■ **Задания**:
A: Согласно главе об Одессе, когда Пушкин поселился в Одессе?
B: Верните дословно фрагмент главы об Одессе, начиная со слов «А. И. Тургенев как» и заканчивая словами «летом 1824 года.».

Глава седьмая. ОДЕССА

I

Когда друзья Пушкина узнали, что небезызвестный граф М. С. Воронцов[576] назначен новороссийским и бессарабским генерал-губернатором, у них явилась мысль хлопотать о переводе Пушкина в Одессу. По этому поводу шла переписка между П. А. Вяземским и А. И. Тургеневым. Приятели энергично принялись за это дело. А. И. Тургенев спросил министра Нессельроде, у кого Пушкин должен теперь служить – у Воронцова или у Инзова. 15 июня 1823 года А. И. Тургенев писал П. А. Вяземскому: «Граф Нессельроде утвердил первого, а я присоветовал ему сказать о сем Воронцову. Сказано – сделано. Я после и сам два раза говорил Воронцову, истолковал ему Пушкина и что нужно для его спасения. Кажется, это пойдет на лад. Меценат, климат, море, исторические воспоминания – все есть; за талантом дело не станет, лишь бы не захлебнулся. Впрочем, я одного боюсь: тебя послали в Варшаву, откуда тебя выслали; Батюшкова – в Италию с ума сошел; что-то будет с Пушкиным?»

А. И. Тургенев как будто предчувствовал, что в Одессе с поэтом случится что-нибудь неладное. Предчувствия его оправдались: летом 1823 года Пушкин поселился в Одессе, а катастрофа разразилась летом 1824 года.

■ **Исходные данные**:
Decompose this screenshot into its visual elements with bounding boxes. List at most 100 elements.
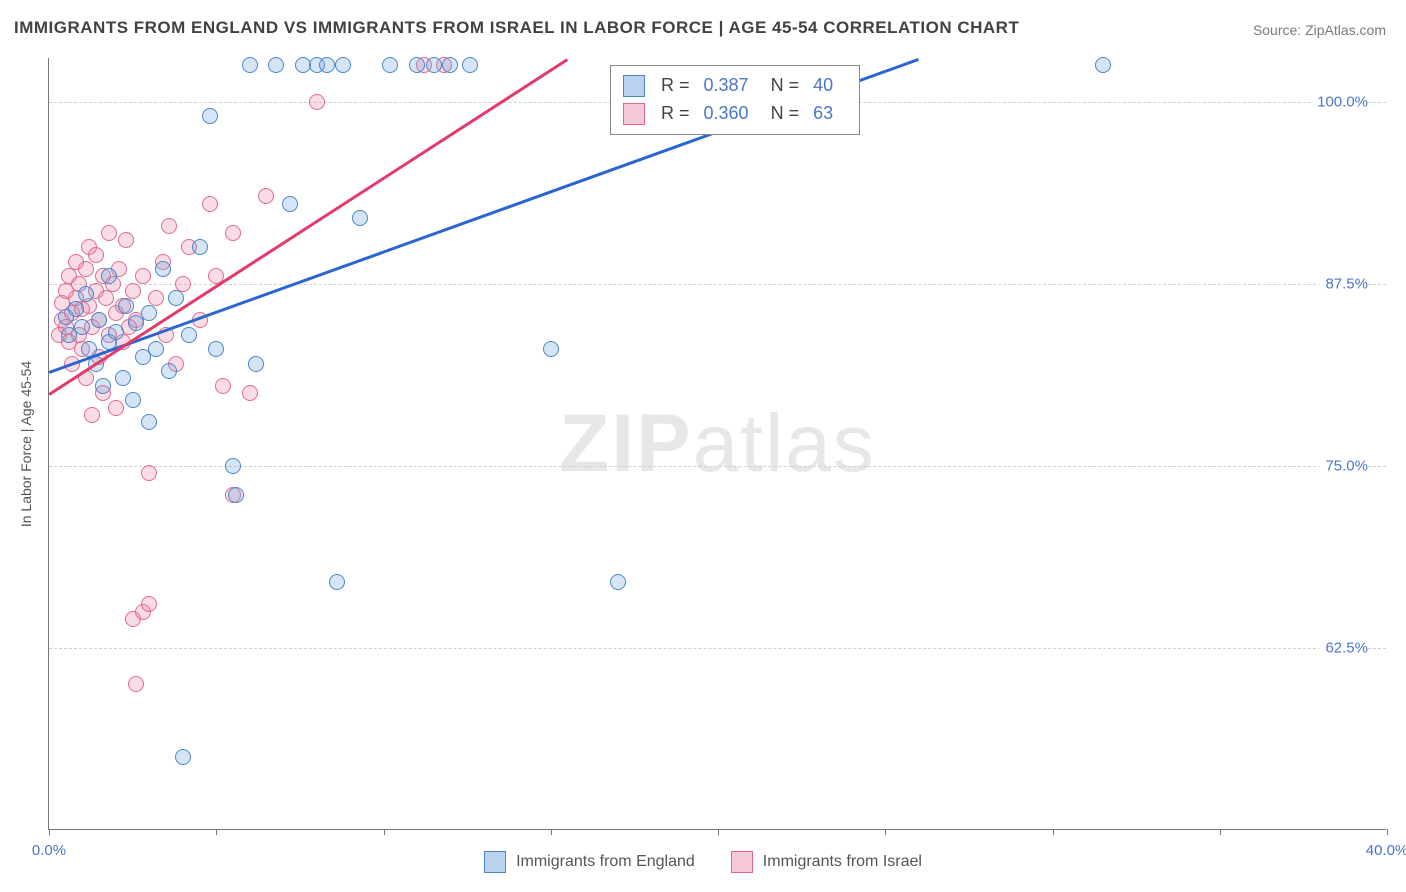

■ **Ответы**:
A: Летом 1823 года.

B:
А. И. Тургенев как будто предчувствовал, что в Одессе с поэтом случится что-нибудь неладное. Предчувствия его оправдались: летом 1823 года Пушкин поселился в Одессе, а катастрофа разразилась летом 1824 года.